>> start RECORDS SHOWN

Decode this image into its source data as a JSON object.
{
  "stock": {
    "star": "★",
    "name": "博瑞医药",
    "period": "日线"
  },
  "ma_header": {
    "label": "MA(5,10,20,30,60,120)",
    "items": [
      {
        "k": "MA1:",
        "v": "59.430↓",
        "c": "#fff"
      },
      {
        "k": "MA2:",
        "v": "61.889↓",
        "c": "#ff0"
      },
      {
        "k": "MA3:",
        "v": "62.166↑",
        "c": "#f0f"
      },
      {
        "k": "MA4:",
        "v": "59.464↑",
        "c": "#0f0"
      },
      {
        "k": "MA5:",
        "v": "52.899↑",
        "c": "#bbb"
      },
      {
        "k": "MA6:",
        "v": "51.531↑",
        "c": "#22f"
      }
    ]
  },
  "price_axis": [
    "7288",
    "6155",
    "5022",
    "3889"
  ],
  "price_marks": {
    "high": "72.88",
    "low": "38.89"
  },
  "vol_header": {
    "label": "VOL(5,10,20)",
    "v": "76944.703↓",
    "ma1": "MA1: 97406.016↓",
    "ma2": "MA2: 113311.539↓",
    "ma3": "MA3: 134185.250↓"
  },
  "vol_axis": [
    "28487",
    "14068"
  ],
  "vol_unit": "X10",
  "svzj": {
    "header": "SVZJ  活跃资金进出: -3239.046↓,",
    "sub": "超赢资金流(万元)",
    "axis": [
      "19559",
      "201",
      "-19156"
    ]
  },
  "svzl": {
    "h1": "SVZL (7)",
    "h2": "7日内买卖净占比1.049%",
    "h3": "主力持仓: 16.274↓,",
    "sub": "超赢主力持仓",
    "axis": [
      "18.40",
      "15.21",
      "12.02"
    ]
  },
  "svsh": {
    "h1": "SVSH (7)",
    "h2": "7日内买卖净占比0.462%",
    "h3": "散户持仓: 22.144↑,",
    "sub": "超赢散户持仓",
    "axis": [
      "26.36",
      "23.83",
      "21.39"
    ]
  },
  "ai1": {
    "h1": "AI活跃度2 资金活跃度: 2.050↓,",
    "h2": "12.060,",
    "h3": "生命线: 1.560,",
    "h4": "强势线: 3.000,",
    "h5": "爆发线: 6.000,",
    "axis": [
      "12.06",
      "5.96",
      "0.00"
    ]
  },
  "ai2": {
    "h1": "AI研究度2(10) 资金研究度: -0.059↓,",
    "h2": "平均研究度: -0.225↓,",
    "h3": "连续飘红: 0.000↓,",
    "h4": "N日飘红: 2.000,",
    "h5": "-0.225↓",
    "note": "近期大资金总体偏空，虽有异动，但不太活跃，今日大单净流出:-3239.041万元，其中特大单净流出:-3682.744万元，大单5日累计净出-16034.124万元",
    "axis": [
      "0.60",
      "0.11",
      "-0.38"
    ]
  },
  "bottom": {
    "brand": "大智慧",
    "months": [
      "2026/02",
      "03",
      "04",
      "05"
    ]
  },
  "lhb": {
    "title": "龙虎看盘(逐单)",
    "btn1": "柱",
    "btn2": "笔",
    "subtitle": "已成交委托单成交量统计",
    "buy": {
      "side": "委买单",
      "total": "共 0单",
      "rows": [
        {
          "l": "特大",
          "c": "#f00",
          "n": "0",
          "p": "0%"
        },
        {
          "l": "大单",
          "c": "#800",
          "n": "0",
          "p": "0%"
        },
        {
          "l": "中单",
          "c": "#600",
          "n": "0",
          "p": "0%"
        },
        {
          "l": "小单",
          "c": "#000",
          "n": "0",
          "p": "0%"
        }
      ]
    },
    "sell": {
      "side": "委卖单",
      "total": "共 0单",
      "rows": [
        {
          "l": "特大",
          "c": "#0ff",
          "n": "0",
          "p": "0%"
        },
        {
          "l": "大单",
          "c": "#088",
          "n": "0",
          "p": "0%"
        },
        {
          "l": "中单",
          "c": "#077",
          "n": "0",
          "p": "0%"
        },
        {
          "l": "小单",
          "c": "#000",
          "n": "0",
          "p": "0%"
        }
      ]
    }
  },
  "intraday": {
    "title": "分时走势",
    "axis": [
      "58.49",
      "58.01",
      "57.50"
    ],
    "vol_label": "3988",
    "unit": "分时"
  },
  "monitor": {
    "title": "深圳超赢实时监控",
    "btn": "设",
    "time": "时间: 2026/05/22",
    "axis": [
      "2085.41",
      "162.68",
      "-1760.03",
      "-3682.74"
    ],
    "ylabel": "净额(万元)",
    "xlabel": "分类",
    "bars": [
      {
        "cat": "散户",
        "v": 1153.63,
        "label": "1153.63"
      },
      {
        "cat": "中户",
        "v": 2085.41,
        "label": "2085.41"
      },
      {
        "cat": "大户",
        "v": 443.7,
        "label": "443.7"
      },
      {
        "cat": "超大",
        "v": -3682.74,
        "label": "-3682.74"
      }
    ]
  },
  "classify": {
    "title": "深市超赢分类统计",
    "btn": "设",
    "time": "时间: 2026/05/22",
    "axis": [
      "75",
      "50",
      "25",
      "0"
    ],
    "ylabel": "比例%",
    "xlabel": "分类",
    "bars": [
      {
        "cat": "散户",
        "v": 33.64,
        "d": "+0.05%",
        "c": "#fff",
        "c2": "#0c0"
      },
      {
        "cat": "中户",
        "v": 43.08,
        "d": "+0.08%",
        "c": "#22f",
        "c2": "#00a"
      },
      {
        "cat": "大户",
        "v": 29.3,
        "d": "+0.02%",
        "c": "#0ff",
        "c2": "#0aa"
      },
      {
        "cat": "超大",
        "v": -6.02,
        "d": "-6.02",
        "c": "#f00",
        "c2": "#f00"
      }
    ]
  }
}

>> end RECORDS SHOWN
>> start RECORDS SHOWN

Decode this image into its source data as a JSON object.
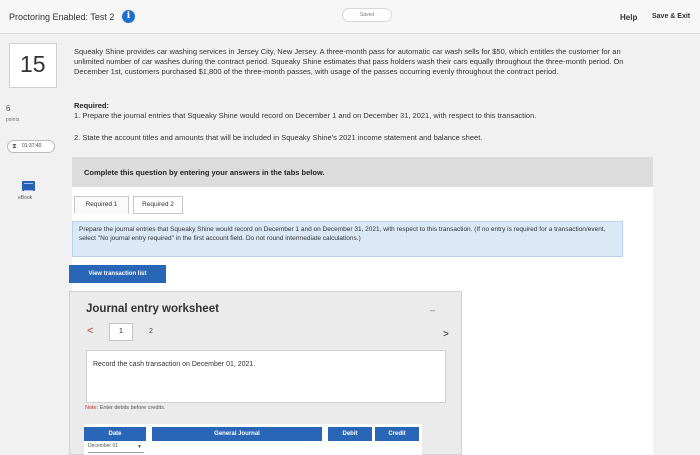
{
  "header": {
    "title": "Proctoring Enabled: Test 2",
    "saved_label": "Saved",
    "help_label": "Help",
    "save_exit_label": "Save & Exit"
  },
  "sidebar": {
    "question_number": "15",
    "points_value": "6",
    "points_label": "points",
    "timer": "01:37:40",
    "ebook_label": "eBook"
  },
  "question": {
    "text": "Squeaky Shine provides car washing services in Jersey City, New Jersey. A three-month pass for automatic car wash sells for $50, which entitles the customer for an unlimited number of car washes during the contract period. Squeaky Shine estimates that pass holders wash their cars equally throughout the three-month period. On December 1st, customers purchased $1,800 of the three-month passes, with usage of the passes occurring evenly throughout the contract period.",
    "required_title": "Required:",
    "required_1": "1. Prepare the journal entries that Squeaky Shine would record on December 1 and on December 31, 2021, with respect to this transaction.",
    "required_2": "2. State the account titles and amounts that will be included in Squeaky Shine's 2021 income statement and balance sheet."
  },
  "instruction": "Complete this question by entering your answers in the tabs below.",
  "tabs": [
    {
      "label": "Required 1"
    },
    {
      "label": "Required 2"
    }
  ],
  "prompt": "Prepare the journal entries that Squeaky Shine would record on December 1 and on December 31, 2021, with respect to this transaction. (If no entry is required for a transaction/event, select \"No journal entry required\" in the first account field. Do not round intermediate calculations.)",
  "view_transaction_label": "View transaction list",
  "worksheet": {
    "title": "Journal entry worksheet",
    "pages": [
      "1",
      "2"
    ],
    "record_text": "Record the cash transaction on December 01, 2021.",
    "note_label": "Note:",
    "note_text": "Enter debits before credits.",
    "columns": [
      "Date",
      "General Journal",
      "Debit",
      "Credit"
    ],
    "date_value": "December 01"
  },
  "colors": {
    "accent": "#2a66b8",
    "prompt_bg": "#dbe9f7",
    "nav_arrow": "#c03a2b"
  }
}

>> end RECORDS SHOWN

### DIRECTIONS
Determine the number of lines in the entries above where the string "account" appears. Answer with the number alone.

### SOLUTION FOR THIS TASK
2